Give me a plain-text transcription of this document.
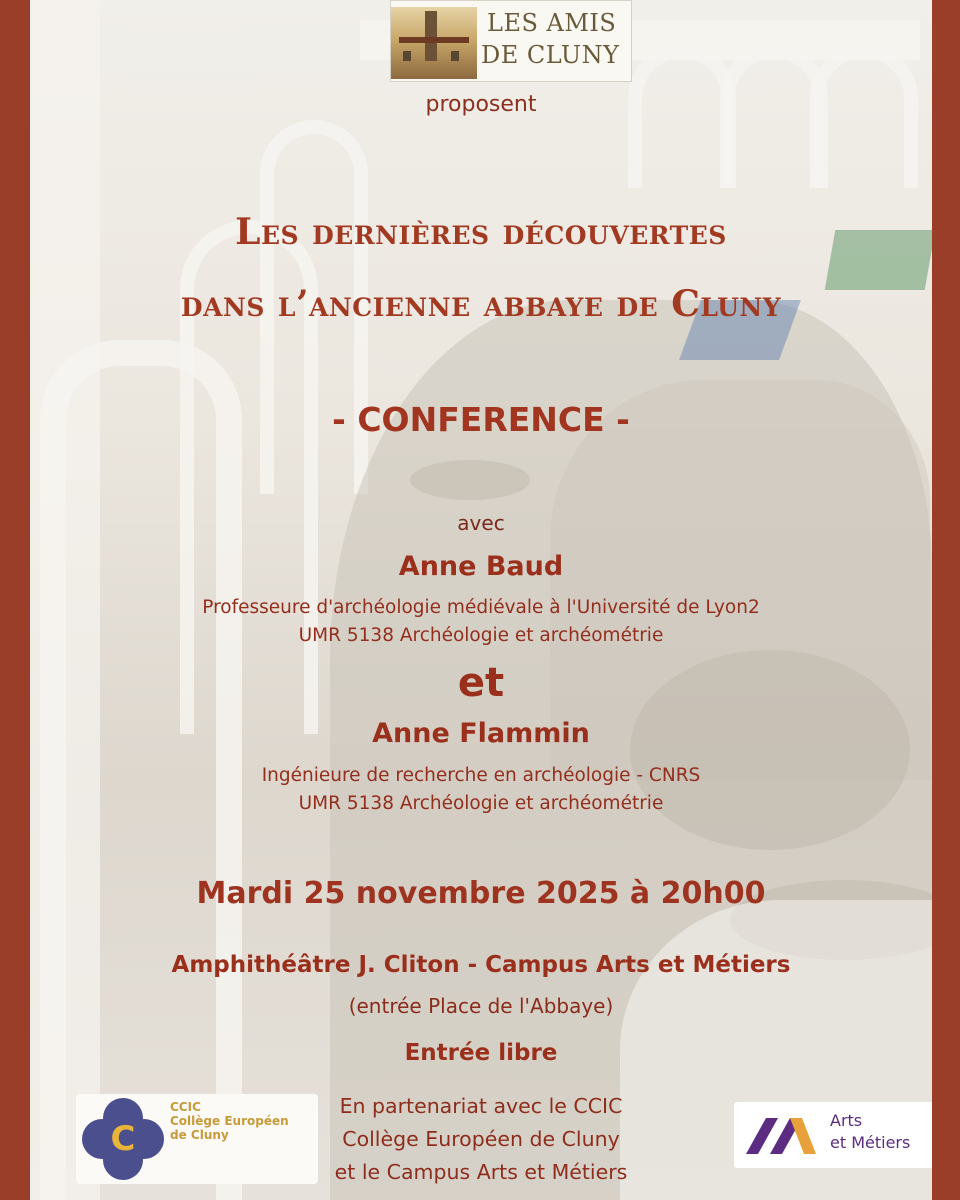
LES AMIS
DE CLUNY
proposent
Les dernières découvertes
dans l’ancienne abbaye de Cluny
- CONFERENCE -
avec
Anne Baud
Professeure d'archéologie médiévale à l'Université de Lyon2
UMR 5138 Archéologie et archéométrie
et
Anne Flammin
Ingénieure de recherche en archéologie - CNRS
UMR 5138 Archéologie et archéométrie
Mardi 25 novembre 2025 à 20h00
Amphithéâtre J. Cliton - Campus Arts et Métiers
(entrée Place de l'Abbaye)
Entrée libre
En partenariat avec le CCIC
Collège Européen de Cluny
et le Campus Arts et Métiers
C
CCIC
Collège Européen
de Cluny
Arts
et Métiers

----------------------------------------

» SHORT EXERCISE
Every entry must be transcribed exactly. Pictures do not belong in the copy.

» FINAL RESULT
Give me a plain-text transcription of this document.
LES AMIS
DE CLUNY
proposent
Les dernières découvertes
dans l’ancienne abbaye de Cluny
- CONFERENCE -
avec
Anne Baud
Professeure d'archéologie médiévale à l'Université de Lyon2
UMR 5138 Archéologie et archéométrie
et
Anne Flammin
Ingénieure de recherche en archéologie - CNRS
UMR 5138 Archéologie et archéométrie
Mardi 25 novembre 2025 à 20h00
Amphithéâtre J. Cliton - Campus Arts et Métiers
(entrée Place de l'Abbaye)
Entrée libre
En partenariat avec le CCIC
Collège Européen de Cluny
et le Campus Arts et Métiers
C
CCIC
Collège Européen
de Cluny
Arts
et Métiers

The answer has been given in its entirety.